--- Rows ---

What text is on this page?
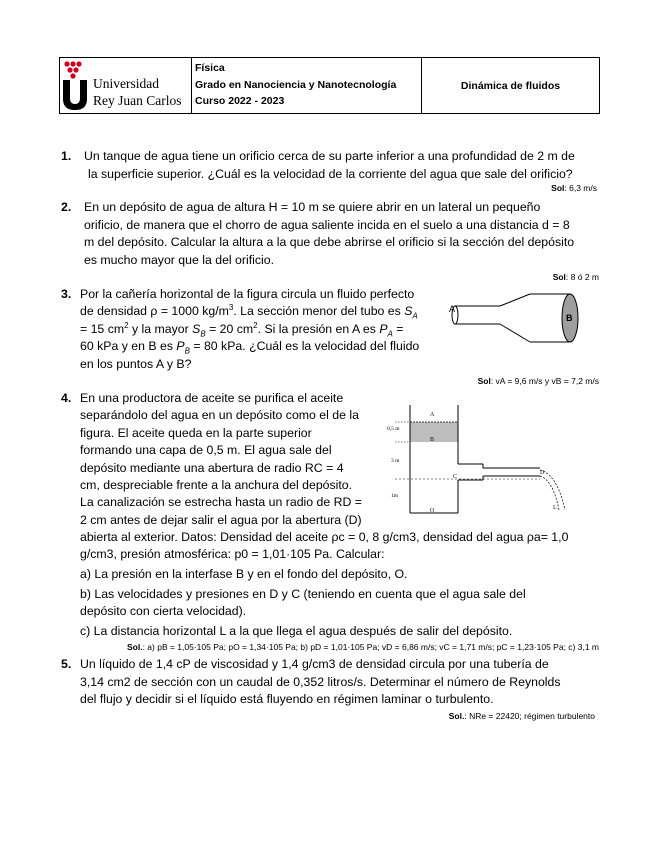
Universidad
Rey Juan Carlos
Física
Grado en Nanociencia y Nanotecnología
Curso 2022 - 2023
Dinámica de fluidos
1. Un tanque de agua tiene un orificio cerca de su parte inferior a una profundidad de 2 m de
la superficie superior. ¿Cuál es la velocidad de la corriente del agua que sale del orificio?
Sol: 6,3 m/s
2. En un depósito de agua de altura H = 10 m se quiere abrir en un lateral un pequeño
orificio, de manera que el chorro de agua saliente incida en el suelo a una distancia d = 8
m del depósito. Calcular la altura a la que debe abrirse el orificio si la sección del depósito
es mucho mayor que la del orificio.
Sol: 8 ó 2 m
3. Por la cañería horizontal de la figura circula un fluido perfecto
de densidad ρ = 1000 $kg/m^3$. La sección menor del tubo es $S_A$
= 15 $cm^2$ y la mayor $S_B = 20$ $cm^2$. Si la presión en A es $P_A$ =
60 kPa y en B es $P_B = 80$ kPa. ¿Cuál es la velocidad del fluido
en los puntos A y B?
A
B
Sol: vA = 9,6 m/s y vB = 7,2 m/s
4. En una productora de aceite se purifica el aceite
separándolo del agua en un depósito como el de la
figura. El aceite queda en la parte superior
formando una capa de 0,5 m. El agua sale del
depósito mediante una abertura de radio RC = 4
cm, despreciable frente a la anchura del depósito.
La canalización se estrecha hasta un radio de RD =
2 cm antes de dejar salir el agua por la abertura (D)
abierta al exterior. Datos: Densidad del aceite ρc = 0, 8 g/cm3, densidad del agua ρa= 1,0
g/cm3, presión atmosférica: p0 = 1,01·105 Pa. Calcular:
a) La presión en la interfase B y en el fondo del depósito, O.
b) Las velocidades y presiones en D y C (teniendo en cuenta que el agua sale del
depósito con cierta velocidad).
c) La distancia horizontal L a la que llega el agua después de salir del depósito.
0,5 m
3 m
1m
A
B
C
D
O	L
Sol.: a) pB = 1,05·105 Pa; pO = 1,34·105 Pa; b) pD = 1,01·105 Pa; vD = 6,86 m/s; vC = 1,71 m/s; pC = 1,23·105 Pa; c) 3,1 m
5. Un líquido de 1,4 cP de viscosidad y 1,4 g/cm3 de densidad circula por una tubería de
3,14 cm2 de sección con un caudal de 0,352 litros/s. Determinar el número de Reynolds
del flujo y decidir si el líquido está fluyendo en régimen laminar o turbulento.
Sol.: NRe = 22420; régimen turbulento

---

_Brief:_ From start to finish, output the listing exactly, but omit its pictures.

_Solution to this problem:_
What text is on this page?
Universidad
Rey Juan Carlos
Física
Grado en Nanociencia y Nanotecnología
Curso 2022 - 2023
Dinámica de fluidos
1. Un tanque de agua tiene un orificio cerca de su parte inferior a una profundidad de 2 m de
la superficie superior. ¿Cuál es la velocidad de la corriente del agua que sale del orificio?
Sol: 6,3 m/s
2. En un depósito de agua de altura H = 10 m se quiere abrir en un lateral un pequeño
orificio, de manera que el chorro de agua saliente incida en el suelo a una distancia d = 8
m del depósito. Calcular la altura a la que debe abrirse el orificio si la sección del depósito
es mucho mayor que la del orificio.
Sol: 8 ó 2 m
3. Por la cañería horizontal de la figura circula un fluido perfecto
de densidad ρ = 1000 $kg/m^3$. La sección menor del tubo es $S_A$
= 15 $cm^2$ y la mayor $S_B = 20$ $cm^2$. Si la presión en A es $P_A$ =
60 kPa y en B es $P_B = 80$ kPa. ¿Cuál es la velocidad del fluido
en los puntos A y B?
A
B
Sol: vA = 9,6 m/s y vB = 7,2 m/s
4. En una productora de aceite se purifica el aceite
separándolo del agua en un depósito como el de la
figura. El aceite queda en la parte superior
formando una capa de 0,5 m. El agua sale del
depósito mediante una abertura de radio RC = 4
cm, despreciable frente a la anchura del depósito.
La canalización se estrecha hasta un radio de RD =
2 cm antes de dejar salir el agua por la abertura (D)
abierta al exterior. Datos: Densidad del aceite ρc = 0, 8 g/cm3, densidad del agua ρa= 1,0
g/cm3, presión atmosférica: p0 = 1,01·105 Pa. Calcular:
a) La presión en la interfase B y en el fondo del depósito, O.
b) Las velocidades y presiones en D y C (teniendo en cuenta que el agua sale del
depósito con cierta velocidad).
c) La distancia horizontal L a la que llega el agua después de salir del depósito.
0,5 m
3 m
1m
A
B
C
D
O	L
Sol.: a) pB = 1,05·105 Pa; pO = 1,34·105 Pa; b) pD = 1,01·105 Pa; vD = 6,86 m/s; vC = 1,71 m/s; pC = 1,23·105 Pa; c) 3,1 m
5. Un líquido de 1,4 cP de viscosidad y 1,4 g/cm3 de densidad circula por una tubería de
3,14 cm2 de sección con un caudal de 0,352 litros/s. Determinar el número de Reynolds
del flujo y decidir si el líquido está fluyendo en régimen laminar o turbulento.
Sol.: NRe = 22420; régimen turbulento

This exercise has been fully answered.